*WORK TO DO*:
Locate every line in the material below that has the word "Direktive". Copy each of those lines.

*Collected data*:
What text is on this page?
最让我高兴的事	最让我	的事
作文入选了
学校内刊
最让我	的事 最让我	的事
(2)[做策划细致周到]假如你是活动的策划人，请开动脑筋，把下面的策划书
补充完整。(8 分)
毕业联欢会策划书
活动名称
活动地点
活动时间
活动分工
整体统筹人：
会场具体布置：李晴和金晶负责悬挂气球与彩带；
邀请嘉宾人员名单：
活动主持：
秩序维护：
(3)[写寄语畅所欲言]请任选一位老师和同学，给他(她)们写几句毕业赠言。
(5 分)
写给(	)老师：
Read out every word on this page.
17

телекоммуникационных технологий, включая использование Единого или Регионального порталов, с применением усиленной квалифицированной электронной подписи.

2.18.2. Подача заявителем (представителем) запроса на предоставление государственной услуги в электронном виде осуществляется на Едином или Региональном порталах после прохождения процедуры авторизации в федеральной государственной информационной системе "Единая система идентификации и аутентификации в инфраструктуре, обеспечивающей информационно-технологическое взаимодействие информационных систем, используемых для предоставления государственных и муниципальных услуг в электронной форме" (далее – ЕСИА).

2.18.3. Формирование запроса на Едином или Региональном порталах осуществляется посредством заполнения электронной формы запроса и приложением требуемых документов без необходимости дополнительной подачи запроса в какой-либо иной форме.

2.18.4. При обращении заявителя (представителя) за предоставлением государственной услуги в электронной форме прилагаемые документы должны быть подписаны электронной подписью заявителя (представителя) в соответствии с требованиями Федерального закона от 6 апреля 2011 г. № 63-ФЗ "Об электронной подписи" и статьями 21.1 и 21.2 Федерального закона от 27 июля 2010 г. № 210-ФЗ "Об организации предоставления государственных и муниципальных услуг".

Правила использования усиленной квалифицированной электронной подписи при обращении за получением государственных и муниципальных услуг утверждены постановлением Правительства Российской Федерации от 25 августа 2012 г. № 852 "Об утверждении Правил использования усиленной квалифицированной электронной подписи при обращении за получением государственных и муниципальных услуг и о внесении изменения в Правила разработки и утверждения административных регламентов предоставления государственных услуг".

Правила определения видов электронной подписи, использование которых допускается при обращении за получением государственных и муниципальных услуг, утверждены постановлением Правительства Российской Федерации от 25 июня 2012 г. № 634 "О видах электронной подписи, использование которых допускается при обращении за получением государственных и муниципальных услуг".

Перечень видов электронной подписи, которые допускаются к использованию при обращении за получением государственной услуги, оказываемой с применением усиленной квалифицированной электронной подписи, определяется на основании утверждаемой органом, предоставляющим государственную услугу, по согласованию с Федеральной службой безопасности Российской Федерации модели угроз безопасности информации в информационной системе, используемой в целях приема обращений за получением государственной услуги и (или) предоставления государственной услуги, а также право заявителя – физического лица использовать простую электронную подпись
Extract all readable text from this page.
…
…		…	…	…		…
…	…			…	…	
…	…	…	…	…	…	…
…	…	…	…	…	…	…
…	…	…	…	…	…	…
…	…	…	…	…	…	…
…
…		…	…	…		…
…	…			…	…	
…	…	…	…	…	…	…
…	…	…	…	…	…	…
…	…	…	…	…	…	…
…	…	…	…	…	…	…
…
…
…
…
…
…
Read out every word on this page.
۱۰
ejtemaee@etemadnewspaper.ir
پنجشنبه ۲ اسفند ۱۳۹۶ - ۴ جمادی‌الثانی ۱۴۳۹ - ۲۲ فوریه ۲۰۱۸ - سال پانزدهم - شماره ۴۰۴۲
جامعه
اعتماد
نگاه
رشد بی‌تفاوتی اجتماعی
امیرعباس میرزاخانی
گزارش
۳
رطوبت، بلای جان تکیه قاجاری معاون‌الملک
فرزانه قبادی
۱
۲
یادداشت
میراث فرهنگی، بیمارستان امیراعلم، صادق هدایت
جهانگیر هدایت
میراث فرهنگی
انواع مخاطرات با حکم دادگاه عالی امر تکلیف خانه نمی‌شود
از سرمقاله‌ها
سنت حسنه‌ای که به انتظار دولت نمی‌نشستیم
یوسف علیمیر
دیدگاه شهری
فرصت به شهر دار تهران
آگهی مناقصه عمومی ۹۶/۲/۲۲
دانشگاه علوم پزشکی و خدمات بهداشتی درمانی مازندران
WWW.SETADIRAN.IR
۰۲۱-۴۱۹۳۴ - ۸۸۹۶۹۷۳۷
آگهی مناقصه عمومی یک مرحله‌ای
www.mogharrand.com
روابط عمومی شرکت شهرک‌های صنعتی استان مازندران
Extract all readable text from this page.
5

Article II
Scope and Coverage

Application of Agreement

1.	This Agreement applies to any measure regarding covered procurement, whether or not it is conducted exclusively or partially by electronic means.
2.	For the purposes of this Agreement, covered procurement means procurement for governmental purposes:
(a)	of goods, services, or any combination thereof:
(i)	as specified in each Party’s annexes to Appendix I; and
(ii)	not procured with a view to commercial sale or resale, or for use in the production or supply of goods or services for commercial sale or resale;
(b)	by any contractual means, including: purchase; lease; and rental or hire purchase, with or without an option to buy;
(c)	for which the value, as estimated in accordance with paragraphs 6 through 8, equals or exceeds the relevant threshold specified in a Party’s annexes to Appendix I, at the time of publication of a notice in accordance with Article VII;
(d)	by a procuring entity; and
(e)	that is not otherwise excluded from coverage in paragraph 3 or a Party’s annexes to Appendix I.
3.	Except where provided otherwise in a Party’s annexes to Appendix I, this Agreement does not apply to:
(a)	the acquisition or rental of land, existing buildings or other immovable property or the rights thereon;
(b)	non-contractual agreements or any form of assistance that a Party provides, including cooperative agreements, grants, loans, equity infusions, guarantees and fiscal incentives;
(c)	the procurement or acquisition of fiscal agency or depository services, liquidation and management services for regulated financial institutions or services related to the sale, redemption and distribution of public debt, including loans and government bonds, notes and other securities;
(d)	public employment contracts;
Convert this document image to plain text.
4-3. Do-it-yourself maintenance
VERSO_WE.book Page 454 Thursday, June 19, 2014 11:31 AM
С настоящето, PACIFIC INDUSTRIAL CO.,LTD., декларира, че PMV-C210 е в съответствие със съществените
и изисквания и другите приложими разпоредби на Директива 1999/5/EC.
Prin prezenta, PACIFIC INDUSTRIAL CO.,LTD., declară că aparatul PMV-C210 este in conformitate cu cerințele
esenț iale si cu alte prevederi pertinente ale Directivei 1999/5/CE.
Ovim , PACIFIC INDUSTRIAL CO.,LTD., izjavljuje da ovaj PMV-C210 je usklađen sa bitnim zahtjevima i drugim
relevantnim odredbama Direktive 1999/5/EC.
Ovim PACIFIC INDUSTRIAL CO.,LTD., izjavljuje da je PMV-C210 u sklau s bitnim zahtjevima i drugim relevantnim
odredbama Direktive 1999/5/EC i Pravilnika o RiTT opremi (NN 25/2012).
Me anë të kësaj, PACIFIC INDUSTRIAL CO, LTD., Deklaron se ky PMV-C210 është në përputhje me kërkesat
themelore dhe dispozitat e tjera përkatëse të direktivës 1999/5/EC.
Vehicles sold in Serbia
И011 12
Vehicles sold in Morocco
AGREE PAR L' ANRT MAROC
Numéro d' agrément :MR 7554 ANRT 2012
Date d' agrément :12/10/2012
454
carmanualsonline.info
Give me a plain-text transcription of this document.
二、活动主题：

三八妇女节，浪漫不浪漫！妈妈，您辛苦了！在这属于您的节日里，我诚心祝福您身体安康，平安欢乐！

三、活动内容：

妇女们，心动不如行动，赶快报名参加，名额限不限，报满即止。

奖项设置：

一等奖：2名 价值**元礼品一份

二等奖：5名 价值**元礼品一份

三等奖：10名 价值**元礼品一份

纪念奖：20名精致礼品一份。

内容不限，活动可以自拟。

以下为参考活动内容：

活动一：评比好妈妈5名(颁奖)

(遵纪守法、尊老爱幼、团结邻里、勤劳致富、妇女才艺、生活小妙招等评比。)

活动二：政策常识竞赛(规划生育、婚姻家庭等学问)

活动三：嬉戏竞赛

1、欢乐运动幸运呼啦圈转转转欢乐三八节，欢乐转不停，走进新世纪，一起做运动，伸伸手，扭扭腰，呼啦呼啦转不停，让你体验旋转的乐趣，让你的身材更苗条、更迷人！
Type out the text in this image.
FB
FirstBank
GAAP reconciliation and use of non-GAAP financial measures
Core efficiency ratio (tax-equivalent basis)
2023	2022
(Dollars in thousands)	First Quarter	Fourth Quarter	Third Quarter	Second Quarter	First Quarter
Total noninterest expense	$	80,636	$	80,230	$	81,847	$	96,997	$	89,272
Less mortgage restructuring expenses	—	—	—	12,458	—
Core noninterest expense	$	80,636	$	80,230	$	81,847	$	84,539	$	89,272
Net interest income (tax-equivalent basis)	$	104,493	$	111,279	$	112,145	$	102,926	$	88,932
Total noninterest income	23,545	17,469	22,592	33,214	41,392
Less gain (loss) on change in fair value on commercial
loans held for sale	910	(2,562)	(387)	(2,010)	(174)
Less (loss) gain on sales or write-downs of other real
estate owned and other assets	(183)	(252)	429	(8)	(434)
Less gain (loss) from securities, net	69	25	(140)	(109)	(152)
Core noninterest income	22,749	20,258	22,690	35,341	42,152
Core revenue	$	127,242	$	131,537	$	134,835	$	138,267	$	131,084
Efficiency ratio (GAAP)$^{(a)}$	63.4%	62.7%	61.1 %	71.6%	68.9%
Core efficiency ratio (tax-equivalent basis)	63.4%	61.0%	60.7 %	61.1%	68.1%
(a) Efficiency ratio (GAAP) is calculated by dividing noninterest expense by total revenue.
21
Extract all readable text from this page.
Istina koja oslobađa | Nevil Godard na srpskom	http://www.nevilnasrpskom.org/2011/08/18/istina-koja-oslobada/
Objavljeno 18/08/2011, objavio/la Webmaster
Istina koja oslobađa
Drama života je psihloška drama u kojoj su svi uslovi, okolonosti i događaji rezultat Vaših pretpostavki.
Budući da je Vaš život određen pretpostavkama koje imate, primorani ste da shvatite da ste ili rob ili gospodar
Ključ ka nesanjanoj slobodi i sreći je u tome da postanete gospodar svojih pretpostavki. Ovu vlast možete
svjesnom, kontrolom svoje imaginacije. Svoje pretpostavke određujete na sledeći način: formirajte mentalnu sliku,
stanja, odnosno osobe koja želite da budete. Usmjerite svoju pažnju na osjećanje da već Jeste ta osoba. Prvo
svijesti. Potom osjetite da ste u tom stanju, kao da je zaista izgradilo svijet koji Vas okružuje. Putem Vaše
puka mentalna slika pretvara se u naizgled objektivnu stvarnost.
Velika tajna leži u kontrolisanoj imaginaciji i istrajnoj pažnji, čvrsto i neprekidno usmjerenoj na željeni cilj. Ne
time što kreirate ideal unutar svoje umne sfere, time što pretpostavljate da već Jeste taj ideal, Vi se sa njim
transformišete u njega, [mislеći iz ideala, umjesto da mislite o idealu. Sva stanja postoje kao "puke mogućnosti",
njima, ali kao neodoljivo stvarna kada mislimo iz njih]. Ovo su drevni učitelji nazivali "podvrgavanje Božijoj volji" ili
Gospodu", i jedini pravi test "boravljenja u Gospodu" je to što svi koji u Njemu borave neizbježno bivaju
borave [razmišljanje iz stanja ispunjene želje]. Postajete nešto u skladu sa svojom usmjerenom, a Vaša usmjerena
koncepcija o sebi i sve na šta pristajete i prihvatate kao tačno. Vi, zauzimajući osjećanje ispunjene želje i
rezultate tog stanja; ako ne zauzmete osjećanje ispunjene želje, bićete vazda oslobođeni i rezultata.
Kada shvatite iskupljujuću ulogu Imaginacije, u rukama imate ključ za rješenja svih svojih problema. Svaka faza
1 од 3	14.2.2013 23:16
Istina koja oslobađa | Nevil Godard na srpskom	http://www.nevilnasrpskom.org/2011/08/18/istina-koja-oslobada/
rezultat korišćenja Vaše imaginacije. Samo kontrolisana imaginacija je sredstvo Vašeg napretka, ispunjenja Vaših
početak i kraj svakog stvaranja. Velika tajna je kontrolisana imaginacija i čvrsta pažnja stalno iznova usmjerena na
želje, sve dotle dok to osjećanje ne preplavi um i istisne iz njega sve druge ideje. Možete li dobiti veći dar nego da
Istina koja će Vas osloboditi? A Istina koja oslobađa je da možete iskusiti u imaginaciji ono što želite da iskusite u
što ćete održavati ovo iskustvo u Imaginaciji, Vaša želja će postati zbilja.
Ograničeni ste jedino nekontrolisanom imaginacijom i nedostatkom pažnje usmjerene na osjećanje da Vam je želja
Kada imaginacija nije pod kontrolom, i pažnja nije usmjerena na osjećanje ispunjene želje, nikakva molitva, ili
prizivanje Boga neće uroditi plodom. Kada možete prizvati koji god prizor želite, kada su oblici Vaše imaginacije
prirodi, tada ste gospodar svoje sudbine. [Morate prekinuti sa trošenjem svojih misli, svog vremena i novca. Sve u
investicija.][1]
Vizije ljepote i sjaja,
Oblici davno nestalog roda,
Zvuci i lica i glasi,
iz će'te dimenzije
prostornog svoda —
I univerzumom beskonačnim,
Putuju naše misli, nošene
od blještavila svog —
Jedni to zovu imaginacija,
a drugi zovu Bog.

*ANSWER*:
relevantnim odredbama Direktive 1999/5/EC.
odredbama Direktive 1999/5/EC i Pravilnika o RiTT opremi (NN 25/2012).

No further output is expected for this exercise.